- SUPPLIED MATERIAL
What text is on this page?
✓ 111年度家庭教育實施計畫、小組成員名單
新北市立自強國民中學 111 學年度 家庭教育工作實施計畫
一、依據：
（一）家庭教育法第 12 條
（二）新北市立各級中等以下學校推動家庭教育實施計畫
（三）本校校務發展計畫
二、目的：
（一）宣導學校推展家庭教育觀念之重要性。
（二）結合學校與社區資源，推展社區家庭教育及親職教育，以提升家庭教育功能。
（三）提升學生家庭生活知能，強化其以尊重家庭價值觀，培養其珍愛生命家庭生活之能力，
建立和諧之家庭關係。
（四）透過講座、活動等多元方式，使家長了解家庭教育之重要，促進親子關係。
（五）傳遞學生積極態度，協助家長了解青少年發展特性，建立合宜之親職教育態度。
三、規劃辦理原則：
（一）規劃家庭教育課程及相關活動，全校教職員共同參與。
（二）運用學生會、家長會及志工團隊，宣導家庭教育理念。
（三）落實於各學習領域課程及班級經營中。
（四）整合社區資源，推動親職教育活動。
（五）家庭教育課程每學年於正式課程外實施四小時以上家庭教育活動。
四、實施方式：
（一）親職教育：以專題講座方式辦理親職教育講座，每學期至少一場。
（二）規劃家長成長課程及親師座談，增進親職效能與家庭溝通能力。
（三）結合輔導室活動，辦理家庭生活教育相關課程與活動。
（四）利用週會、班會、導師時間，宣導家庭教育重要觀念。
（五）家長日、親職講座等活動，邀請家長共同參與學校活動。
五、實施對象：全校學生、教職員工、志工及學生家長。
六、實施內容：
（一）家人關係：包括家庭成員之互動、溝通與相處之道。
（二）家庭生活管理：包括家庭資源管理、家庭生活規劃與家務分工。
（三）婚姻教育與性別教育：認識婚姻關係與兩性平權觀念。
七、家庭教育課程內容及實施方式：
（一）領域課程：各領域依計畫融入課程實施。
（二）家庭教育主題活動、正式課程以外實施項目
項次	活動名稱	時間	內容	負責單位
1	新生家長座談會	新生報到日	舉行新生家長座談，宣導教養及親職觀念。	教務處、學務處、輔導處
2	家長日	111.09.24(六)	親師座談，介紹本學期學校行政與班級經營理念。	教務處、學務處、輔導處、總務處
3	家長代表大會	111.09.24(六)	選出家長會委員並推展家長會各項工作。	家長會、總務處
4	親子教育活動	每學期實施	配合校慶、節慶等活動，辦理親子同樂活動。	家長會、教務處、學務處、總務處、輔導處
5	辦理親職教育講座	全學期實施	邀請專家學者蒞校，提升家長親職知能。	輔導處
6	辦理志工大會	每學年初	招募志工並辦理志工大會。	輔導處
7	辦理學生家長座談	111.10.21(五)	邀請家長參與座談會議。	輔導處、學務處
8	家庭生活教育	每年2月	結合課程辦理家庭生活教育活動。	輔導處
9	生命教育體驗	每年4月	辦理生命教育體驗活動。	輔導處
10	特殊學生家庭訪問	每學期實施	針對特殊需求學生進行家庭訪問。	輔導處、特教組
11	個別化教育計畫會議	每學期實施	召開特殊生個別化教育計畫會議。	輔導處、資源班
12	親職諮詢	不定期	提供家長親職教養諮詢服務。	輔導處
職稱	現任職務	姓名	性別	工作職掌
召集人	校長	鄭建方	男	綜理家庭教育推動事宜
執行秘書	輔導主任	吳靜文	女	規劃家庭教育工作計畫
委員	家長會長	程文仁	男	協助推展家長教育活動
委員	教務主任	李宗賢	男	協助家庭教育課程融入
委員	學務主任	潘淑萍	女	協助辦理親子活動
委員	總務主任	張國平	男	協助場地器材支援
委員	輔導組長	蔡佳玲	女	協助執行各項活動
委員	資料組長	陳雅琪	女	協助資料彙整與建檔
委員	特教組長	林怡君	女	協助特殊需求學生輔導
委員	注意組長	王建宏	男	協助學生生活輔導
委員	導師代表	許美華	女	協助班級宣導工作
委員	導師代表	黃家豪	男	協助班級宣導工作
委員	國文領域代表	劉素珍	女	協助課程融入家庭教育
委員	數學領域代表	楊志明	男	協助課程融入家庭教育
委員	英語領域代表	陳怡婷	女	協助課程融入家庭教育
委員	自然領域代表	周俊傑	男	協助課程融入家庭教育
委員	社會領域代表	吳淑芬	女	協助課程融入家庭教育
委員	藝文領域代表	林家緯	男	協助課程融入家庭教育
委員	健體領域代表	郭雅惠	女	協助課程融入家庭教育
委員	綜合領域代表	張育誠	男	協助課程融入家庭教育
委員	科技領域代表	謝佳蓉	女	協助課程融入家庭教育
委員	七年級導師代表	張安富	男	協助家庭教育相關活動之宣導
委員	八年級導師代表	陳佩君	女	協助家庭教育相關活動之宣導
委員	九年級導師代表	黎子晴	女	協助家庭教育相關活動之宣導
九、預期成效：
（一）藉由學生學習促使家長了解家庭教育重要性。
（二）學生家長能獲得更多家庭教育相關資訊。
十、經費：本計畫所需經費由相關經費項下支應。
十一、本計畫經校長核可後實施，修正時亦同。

- SET TASK
Check every line of the data, and copy the ones that contain "協助課程融入家庭教育".

- EXERCISE OUTPUT
委員	國文領域代表	劉素珍	女	協助課程融入家庭教育
委員	數學領域代表	楊志明	男	協助課程融入家庭教育
委員	英語領域代表	陳怡婷	女	協助課程融入家庭教育
委員	自然領域代表	周俊傑	男	協助課程融入家庭教育
委員	社會領域代表	吳淑芬	女	協助課程融入家庭教育
委員	藝文領域代表	林家緯	男	協助課程融入家庭教育
委員	健體領域代表	郭雅惠	女	協助課程融入家庭教育
委員	綜合領域代表	張育誠	男	協助課程融入家庭教育
委員	科技領域代表	謝佳蓉	女	協助課程融入家庭教育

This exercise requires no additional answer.